* Begin MATERIAL PROVIDED *
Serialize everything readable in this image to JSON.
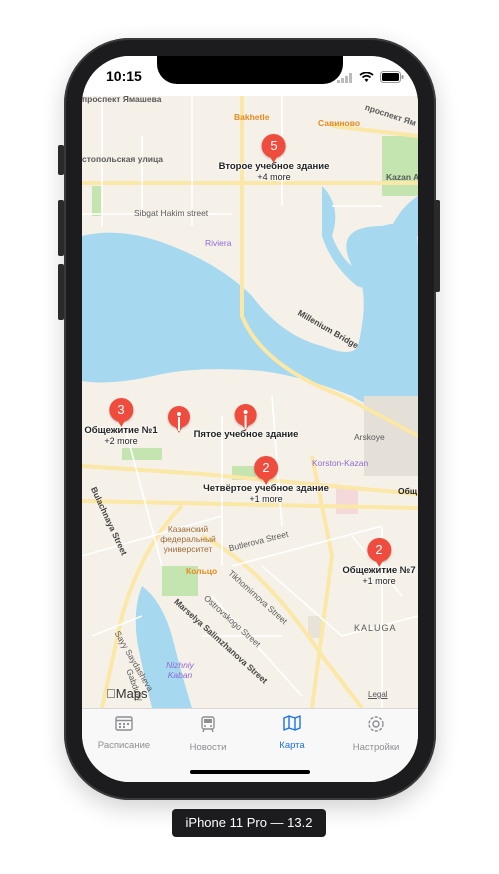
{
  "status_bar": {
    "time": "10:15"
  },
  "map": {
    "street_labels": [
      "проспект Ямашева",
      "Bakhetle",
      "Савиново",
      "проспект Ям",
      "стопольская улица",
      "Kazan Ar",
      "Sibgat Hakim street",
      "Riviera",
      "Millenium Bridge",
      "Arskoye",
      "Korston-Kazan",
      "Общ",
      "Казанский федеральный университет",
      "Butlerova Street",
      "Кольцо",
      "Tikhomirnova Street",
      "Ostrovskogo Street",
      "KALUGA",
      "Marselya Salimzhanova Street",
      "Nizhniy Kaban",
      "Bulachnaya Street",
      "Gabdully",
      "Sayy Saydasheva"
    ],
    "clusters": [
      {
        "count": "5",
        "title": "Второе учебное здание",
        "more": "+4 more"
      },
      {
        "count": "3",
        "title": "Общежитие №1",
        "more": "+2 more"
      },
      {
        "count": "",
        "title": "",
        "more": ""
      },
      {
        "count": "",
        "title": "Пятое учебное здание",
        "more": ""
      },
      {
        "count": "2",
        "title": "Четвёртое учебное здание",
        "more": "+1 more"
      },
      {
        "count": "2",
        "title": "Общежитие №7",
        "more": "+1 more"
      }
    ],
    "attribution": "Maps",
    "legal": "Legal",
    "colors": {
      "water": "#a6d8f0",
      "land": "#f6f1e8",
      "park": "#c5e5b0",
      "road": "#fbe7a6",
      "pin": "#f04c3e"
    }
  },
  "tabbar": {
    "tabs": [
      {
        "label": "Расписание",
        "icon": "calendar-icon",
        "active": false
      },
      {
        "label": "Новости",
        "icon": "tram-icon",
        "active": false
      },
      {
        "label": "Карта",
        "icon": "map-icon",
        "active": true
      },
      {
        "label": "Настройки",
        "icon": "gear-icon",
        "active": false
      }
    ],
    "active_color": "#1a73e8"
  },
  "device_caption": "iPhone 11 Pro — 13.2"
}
* End MATERIAL PROVIDED *
TASK STATEMENT:
Reply with only the number of lines in the material above where the string "здание" appears.

EXERCISE OUTPUT:
3